* **Records shown**
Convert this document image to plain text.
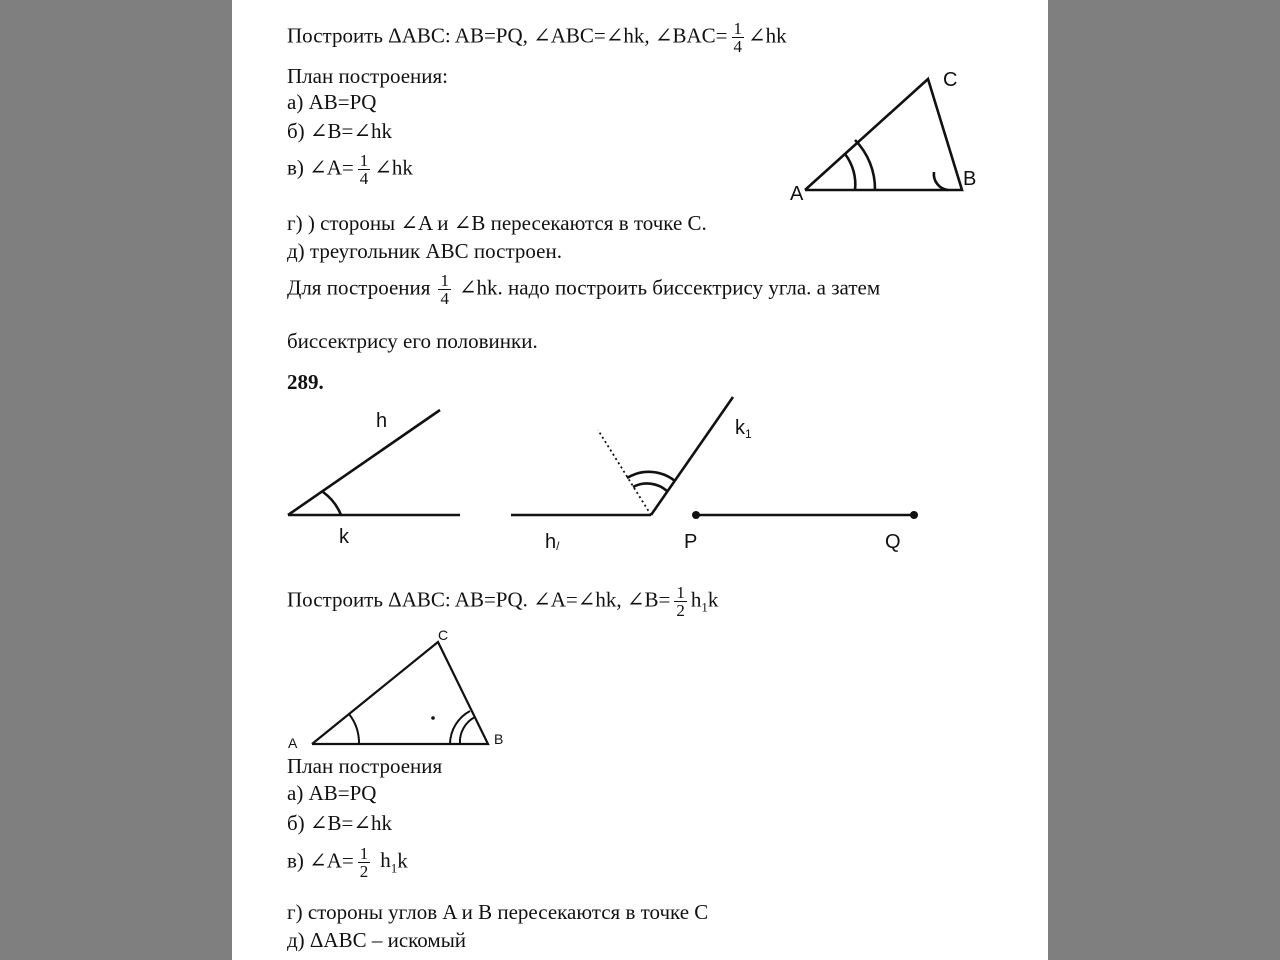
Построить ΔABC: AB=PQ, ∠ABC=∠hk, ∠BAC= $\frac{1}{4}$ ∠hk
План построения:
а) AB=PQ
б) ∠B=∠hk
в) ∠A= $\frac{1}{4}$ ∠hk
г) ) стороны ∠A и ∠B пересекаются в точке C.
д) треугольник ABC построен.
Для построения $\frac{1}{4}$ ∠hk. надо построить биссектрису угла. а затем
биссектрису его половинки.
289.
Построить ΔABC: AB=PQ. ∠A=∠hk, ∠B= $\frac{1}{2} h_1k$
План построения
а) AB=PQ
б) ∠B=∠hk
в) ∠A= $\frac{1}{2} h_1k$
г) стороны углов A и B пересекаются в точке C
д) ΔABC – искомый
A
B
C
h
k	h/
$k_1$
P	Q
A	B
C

* * *

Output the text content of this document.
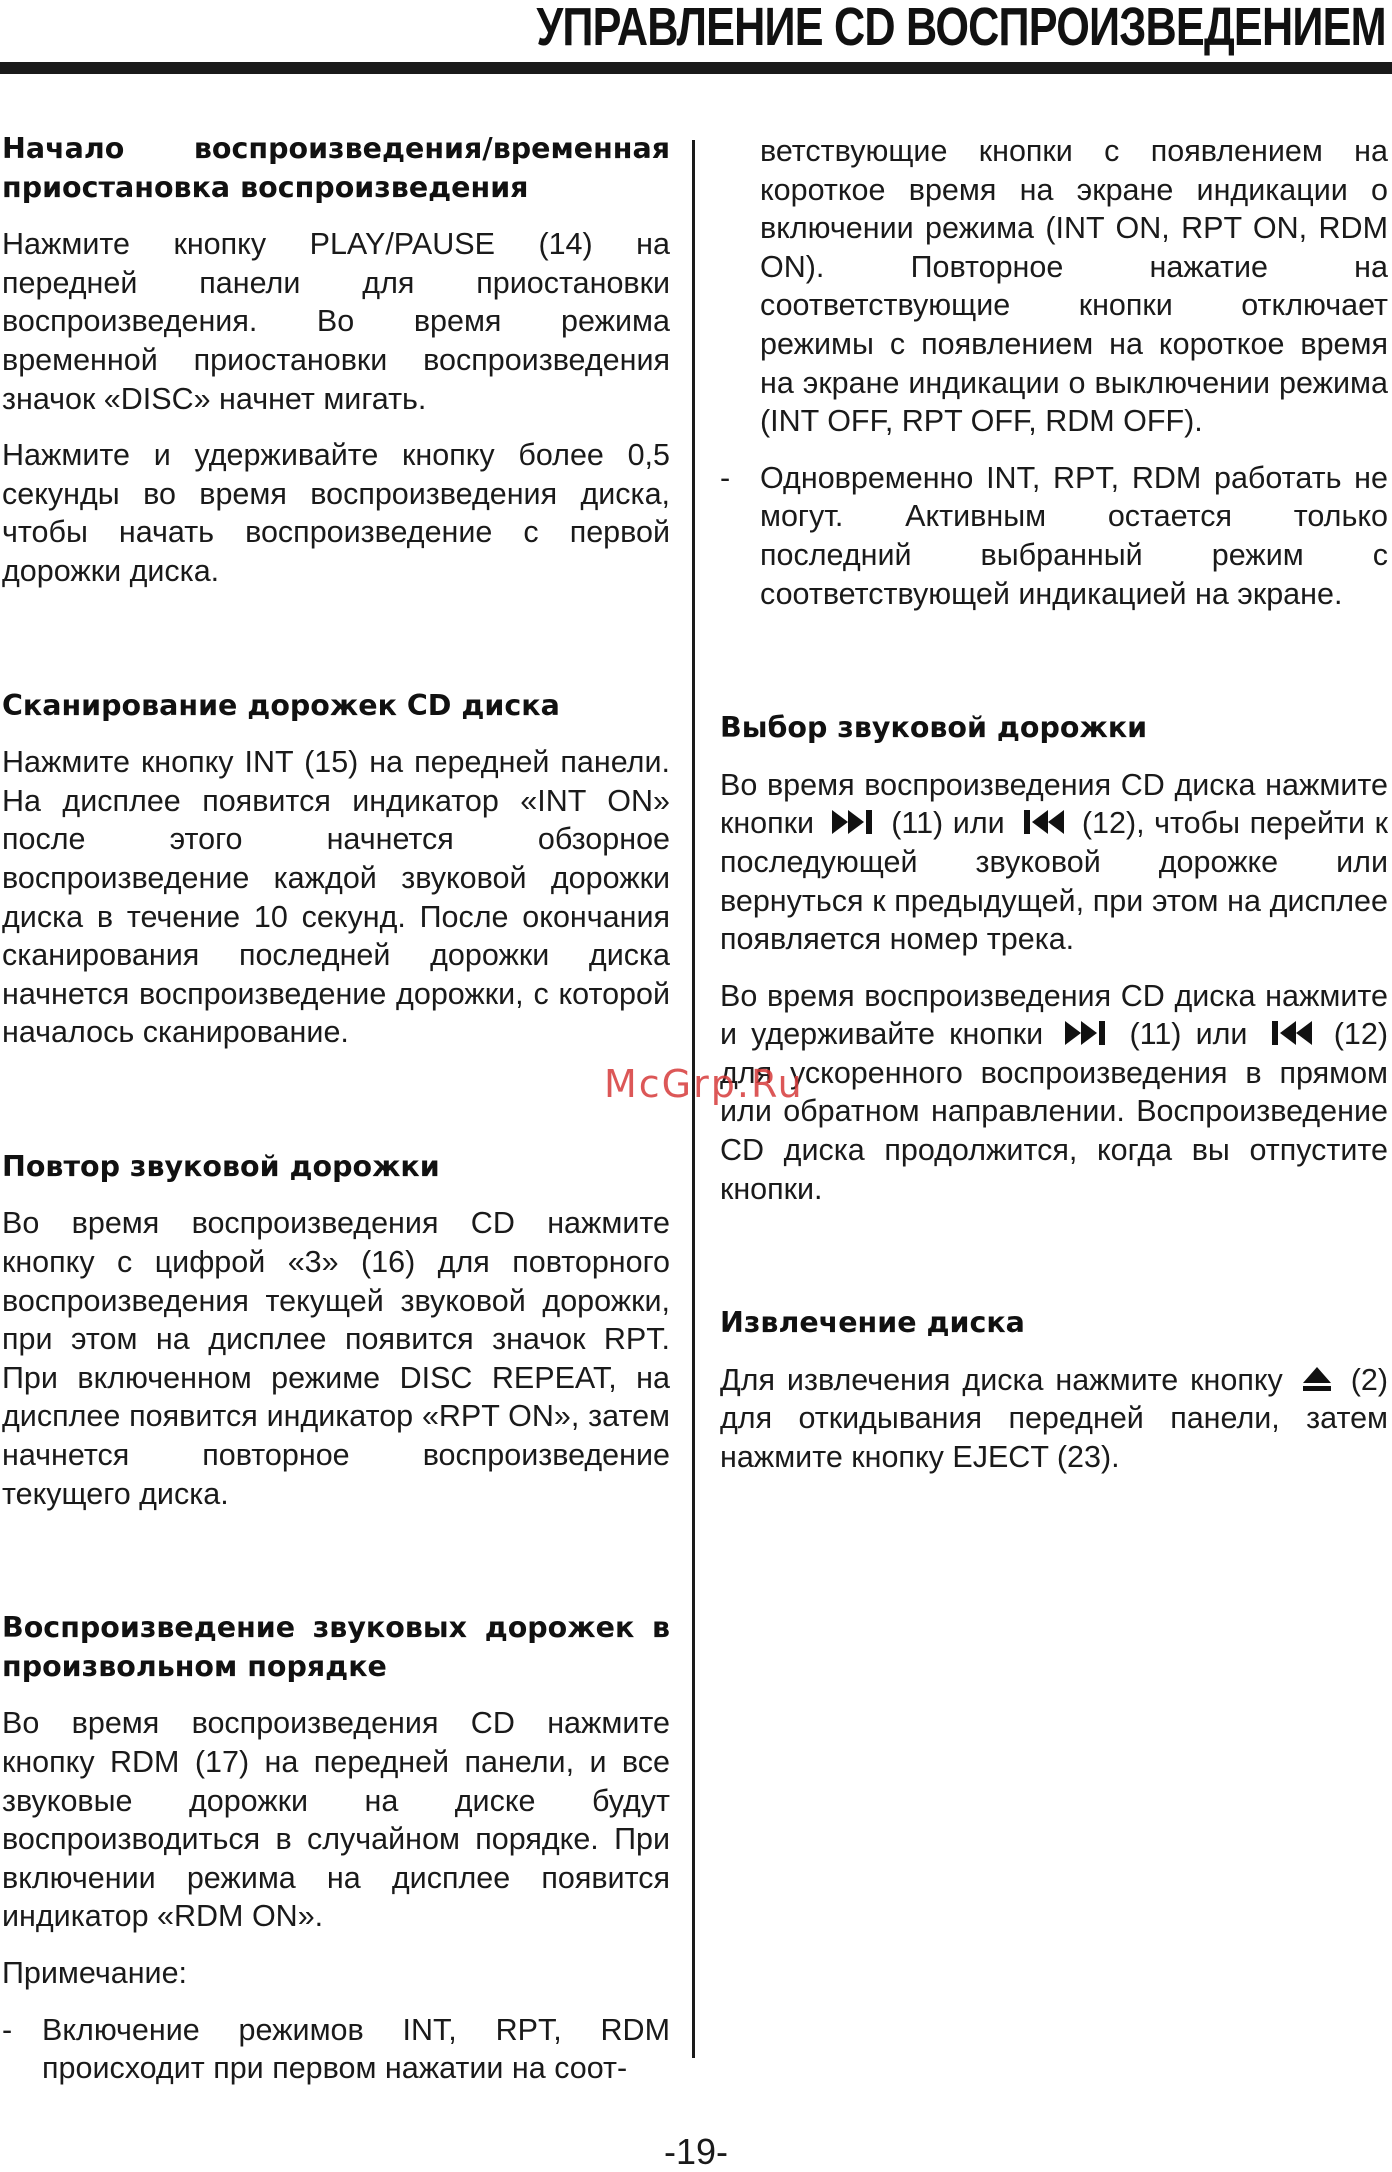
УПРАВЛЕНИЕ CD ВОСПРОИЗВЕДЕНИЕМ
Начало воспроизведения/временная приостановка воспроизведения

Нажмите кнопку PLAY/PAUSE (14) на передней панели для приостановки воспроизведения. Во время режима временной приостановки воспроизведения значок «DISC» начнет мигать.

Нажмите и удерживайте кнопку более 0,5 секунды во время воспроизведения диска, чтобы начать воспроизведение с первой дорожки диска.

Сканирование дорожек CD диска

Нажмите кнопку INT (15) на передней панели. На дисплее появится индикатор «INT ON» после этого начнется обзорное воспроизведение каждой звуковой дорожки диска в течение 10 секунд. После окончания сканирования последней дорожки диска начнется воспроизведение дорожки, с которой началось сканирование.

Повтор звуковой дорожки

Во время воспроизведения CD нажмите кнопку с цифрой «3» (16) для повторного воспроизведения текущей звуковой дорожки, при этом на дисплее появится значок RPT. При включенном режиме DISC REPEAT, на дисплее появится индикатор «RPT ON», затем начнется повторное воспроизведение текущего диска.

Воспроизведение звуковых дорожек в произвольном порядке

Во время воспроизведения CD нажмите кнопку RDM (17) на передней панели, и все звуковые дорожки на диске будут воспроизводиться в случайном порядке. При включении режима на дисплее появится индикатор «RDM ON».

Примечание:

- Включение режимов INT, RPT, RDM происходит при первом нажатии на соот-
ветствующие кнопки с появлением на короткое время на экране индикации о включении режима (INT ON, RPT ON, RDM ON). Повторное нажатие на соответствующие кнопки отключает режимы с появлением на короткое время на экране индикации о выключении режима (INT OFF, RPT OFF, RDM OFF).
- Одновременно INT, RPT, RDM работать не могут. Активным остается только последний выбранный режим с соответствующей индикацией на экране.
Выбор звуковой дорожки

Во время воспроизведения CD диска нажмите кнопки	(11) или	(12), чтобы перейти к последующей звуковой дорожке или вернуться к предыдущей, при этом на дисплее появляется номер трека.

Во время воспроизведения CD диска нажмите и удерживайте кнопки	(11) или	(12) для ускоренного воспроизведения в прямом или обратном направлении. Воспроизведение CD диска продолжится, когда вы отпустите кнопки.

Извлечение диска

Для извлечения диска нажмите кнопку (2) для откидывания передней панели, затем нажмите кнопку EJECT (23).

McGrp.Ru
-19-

* * *

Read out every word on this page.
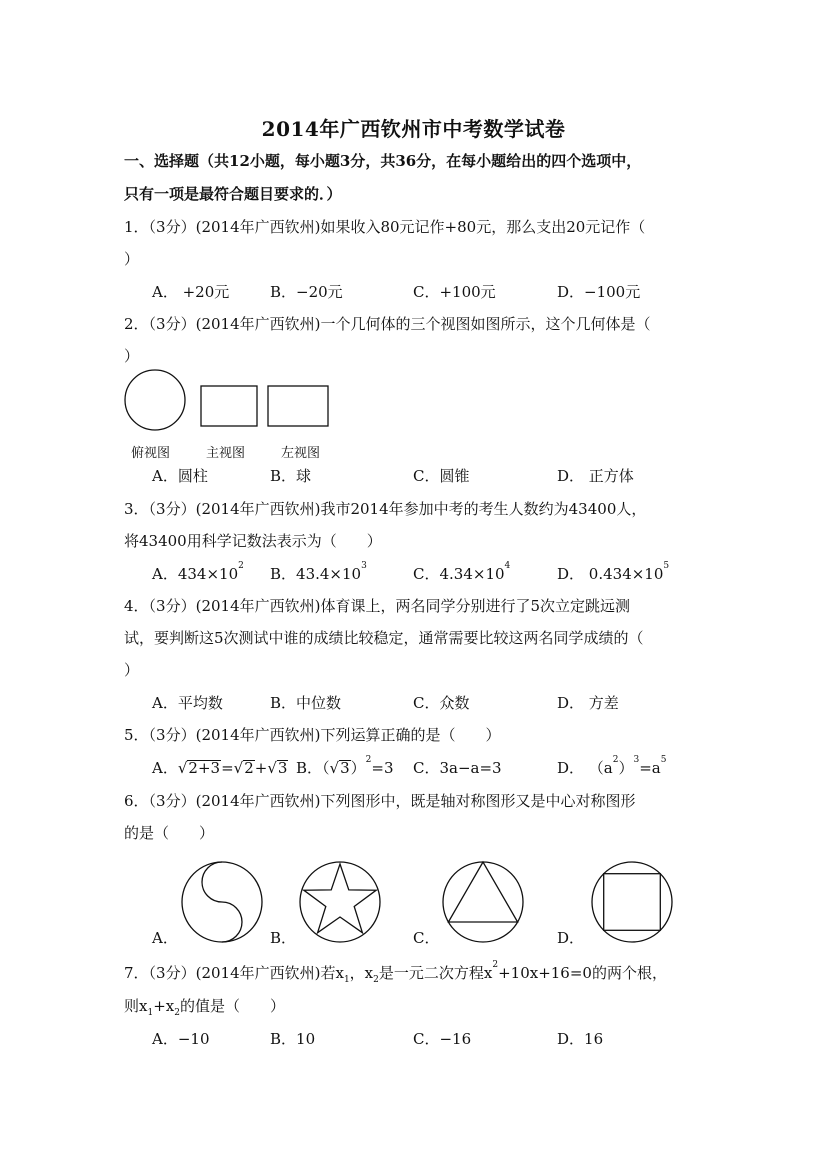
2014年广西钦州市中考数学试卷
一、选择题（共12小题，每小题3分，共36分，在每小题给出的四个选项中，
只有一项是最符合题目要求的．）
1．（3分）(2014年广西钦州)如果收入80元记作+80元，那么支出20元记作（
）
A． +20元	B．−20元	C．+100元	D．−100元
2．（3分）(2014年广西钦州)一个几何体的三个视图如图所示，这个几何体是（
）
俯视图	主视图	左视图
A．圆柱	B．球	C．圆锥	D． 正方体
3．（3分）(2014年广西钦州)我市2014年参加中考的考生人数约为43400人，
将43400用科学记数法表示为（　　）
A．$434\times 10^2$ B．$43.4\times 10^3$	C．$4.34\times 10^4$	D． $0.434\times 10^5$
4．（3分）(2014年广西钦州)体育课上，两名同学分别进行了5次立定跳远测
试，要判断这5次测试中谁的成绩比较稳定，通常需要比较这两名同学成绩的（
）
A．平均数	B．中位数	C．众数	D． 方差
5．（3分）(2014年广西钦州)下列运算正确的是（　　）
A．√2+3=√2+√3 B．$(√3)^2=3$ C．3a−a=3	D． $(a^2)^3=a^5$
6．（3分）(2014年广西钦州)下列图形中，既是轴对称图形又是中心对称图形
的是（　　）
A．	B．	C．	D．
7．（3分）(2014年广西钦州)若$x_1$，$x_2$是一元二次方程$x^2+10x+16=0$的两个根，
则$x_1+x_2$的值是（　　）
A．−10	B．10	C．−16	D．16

* **Requirement**
Scan the lines above for "появится", then copy every one that has it.

* **Result**
Нажмите кнопку INT (15) на передней панели. На дисплее появится индикатор «INT ON» после этого начнется обзорное воспроизведение каждой звуковой дорожки диска в течение 10 секунд. После окончания сканирования последней дорожки диска начнется воспроизведение дорожки, с которой началось сканирование.
Во время воспроизведения CD нажмите кнопку с цифрой «3» (16) для повторного воспроизведения текущей звуковой дорожки, при этом на дисплее появится значок RPT. При включенном режиме DISC REPEAT, на дисплее появится индикатор «RPT ON», затем начнется повторное воспроизведение текущего диска.
Во время воспроизведения CD нажмите кнопку RDM (17) на передней панели, и все звуковые дорожки на диске будут воспроизводиться в случайном порядке. При включении режима на дисплее появится индикатор «RDM ON».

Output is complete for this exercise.